Data items
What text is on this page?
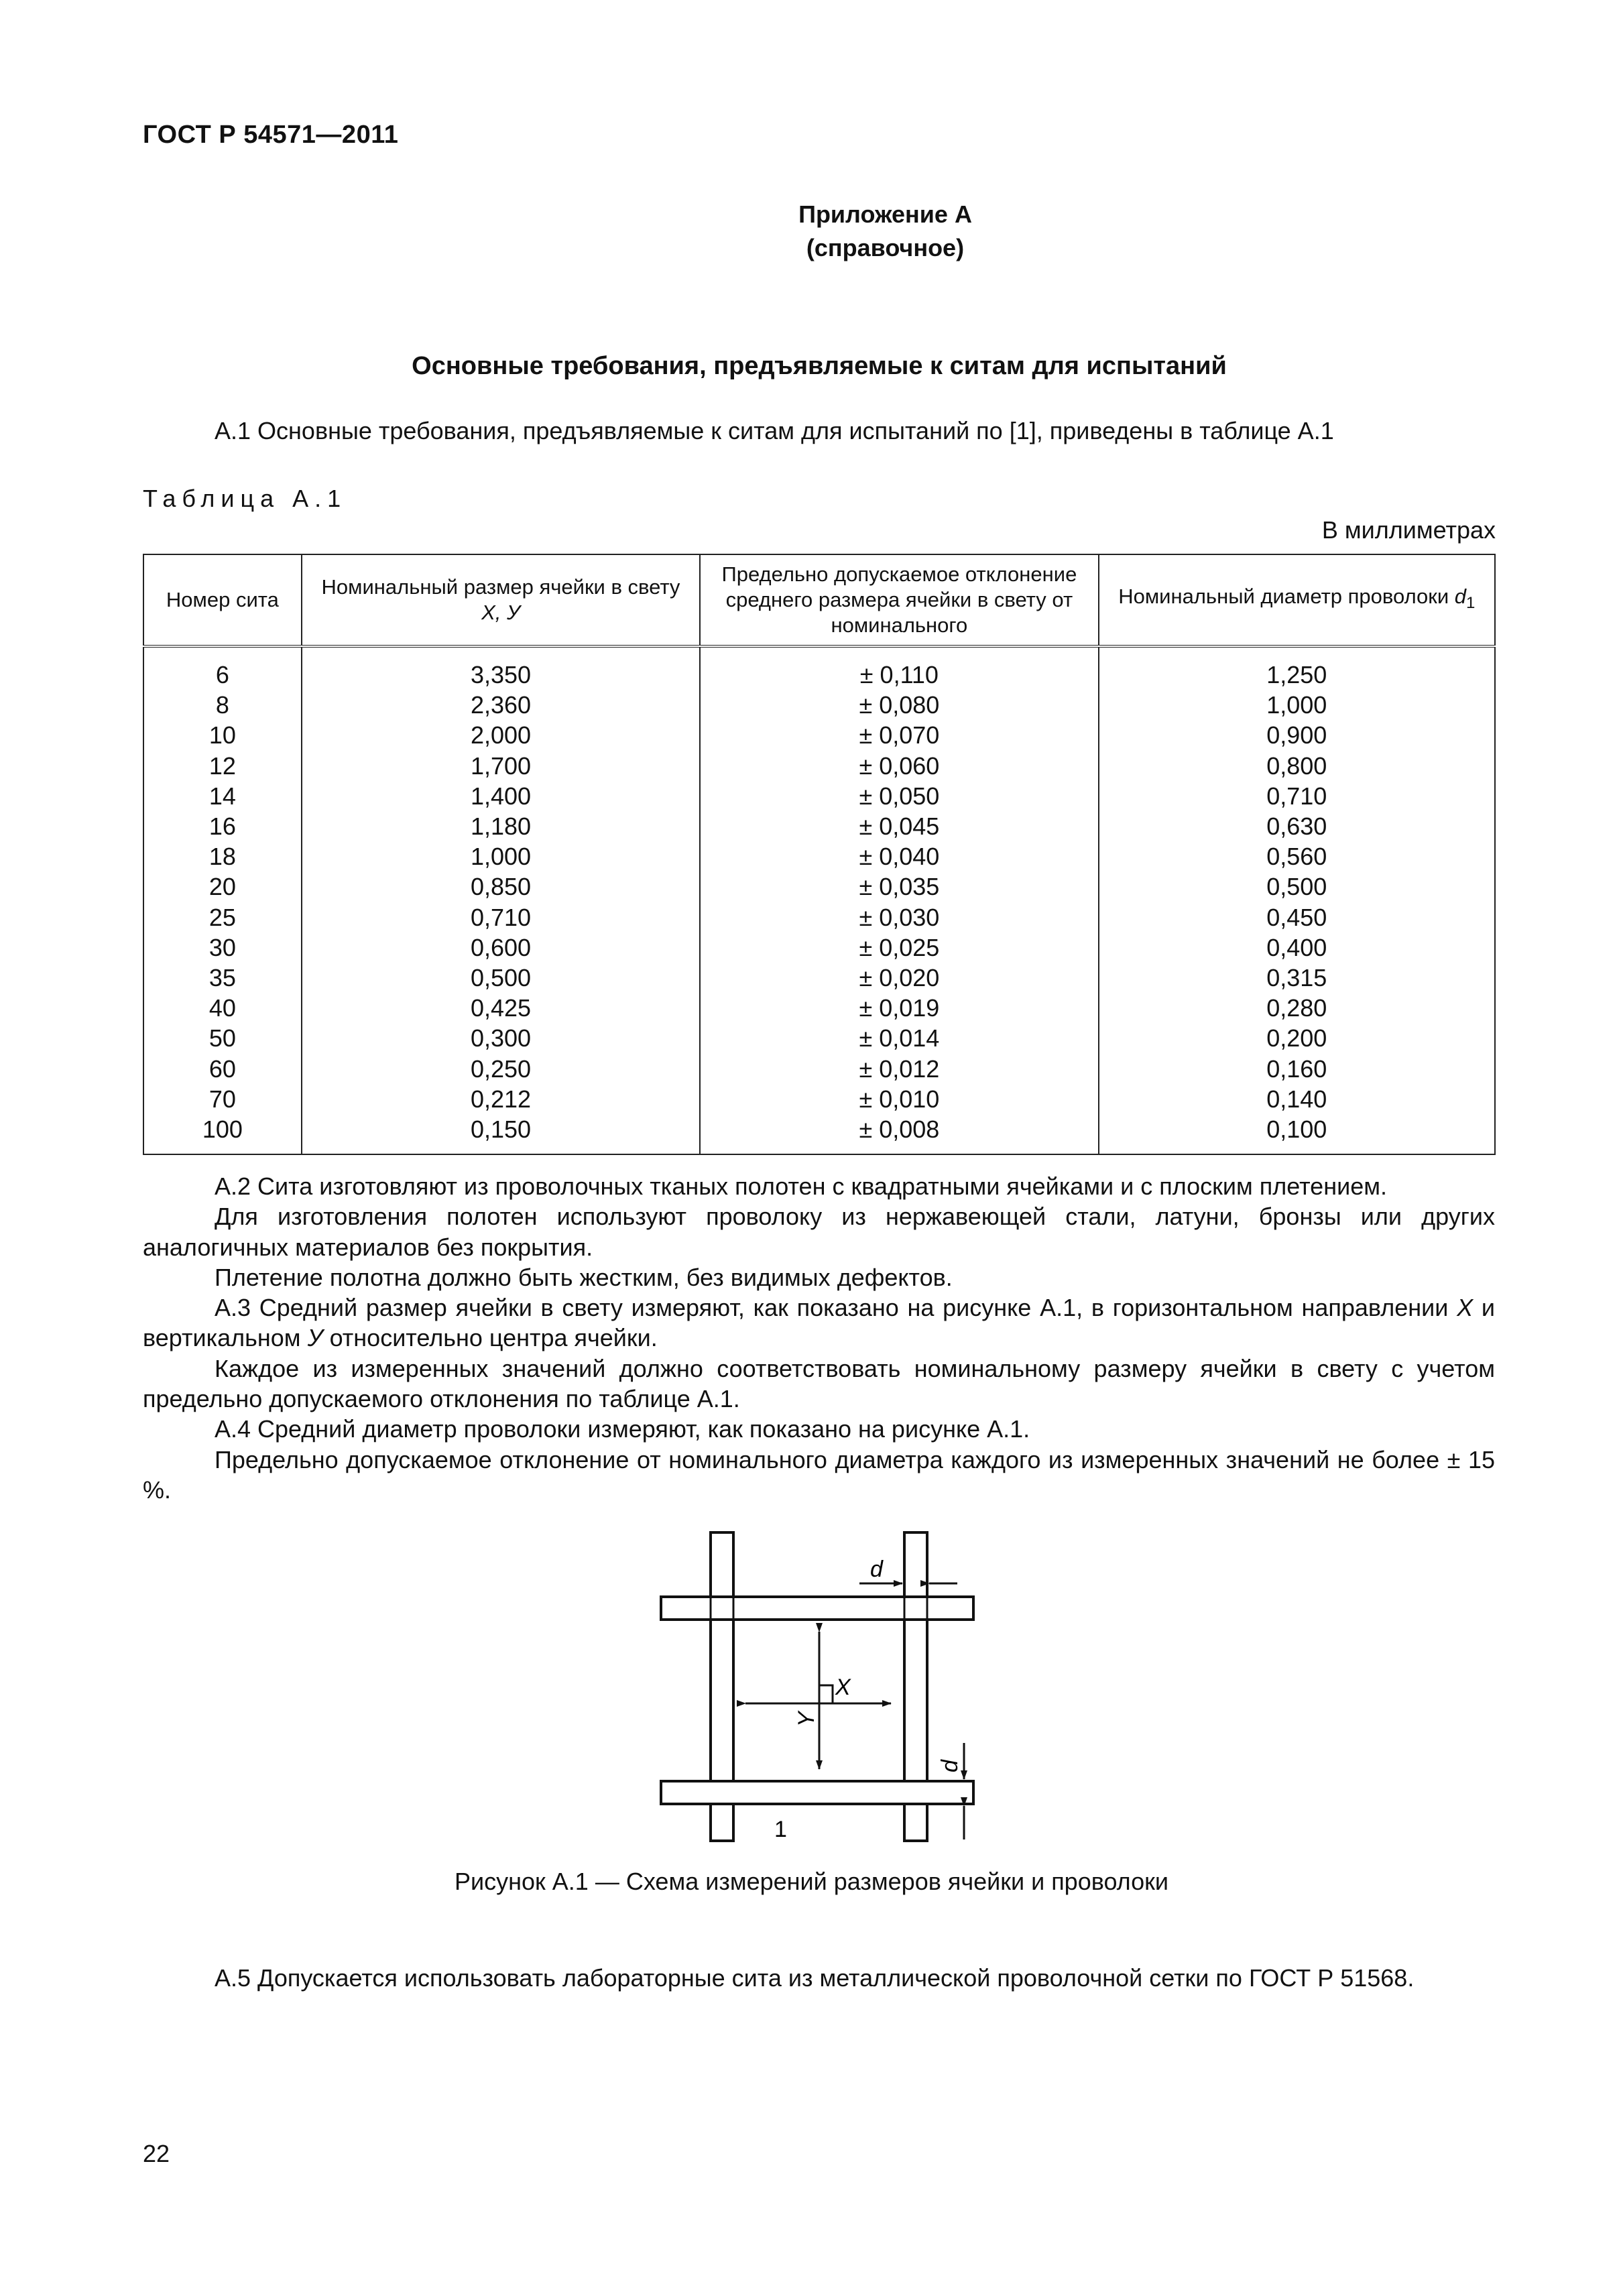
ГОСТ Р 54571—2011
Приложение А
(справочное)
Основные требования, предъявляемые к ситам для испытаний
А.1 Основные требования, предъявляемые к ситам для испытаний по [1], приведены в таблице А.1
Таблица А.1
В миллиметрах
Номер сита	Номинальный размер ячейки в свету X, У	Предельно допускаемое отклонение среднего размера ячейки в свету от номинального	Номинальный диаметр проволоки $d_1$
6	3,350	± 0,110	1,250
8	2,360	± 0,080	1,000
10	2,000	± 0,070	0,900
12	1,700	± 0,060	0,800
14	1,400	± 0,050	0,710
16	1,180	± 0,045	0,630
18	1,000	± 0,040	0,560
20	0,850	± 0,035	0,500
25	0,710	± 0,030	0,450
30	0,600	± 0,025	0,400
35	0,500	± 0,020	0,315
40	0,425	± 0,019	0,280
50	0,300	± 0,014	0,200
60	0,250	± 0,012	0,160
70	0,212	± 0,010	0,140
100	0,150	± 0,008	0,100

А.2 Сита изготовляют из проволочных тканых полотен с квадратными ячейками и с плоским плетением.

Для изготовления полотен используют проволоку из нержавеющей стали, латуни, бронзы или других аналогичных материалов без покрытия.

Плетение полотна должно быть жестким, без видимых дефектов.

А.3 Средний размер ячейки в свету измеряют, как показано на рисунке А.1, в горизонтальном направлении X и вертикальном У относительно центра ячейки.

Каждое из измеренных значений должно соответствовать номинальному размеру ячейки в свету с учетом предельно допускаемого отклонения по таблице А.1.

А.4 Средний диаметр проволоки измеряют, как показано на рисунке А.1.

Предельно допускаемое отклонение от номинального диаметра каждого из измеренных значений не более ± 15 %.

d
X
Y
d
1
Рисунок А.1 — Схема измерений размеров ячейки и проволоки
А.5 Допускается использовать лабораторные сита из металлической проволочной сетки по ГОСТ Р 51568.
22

● **Set task**: Repeat each entry exactly. Pictures do not belong in the copy.

● **Result**:
What text is on this page?
ГОСТ Р 54571—2011
Приложение А
(справочное)
Основные требования, предъявляемые к ситам для испытаний
А.1 Основные требования, предъявляемые к ситам для испытаний по [1], приведены в таблице А.1
Таблица А.1
В миллиметрах
Номер сита	Номинальный размер ячейки в свету X, У	Предельно допускаемое отклонение среднего размера ячейки в свету от номинального	Номинальный диаметр проволоки $d_1$
6	3,350	± 0,110	1,250
8	2,360	± 0,080	1,000
10	2,000	± 0,070	0,900
12	1,700	± 0,060	0,800
14	1,400	± 0,050	0,710
16	1,180	± 0,045	0,630
18	1,000	± 0,040	0,560
20	0,850	± 0,035	0,500
25	0,710	± 0,030	0,450
30	0,600	± 0,025	0,400
35	0,500	± 0,020	0,315
40	0,425	± 0,019	0,280
50	0,300	± 0,014	0,200
60	0,250	± 0,012	0,160
70	0,212	± 0,010	0,140
100	0,150	± 0,008	0,100

А.2 Сита изготовляют из проволочных тканых полотен с квадратными ячейками и с плоским плетением.

Для изготовления полотен используют проволоку из нержавеющей стали, латуни, бронзы или других аналогичных материалов без покрытия.

Плетение полотна должно быть жестким, без видимых дефектов.

А.3 Средний размер ячейки в свету измеряют, как показано на рисунке А.1, в горизонтальном направлении X и вертикальном У относительно центра ячейки.

Каждое из измеренных значений должно соответствовать номинальному размеру ячейки в свету с учетом предельно допускаемого отклонения по таблице А.1.

А.4 Средний диаметр проволоки измеряют, как показано на рисунке А.1.

Предельно допускаемое отклонение от номинального диаметра каждого из измеренных значений не более ± 15 %.

d
X
Y
d
1
Рисунок А.1 — Схема измерений размеров ячейки и проволоки
А.5 Допускается использовать лабораторные сита из металлической проволочной сетки по ГОСТ Р 51568.
22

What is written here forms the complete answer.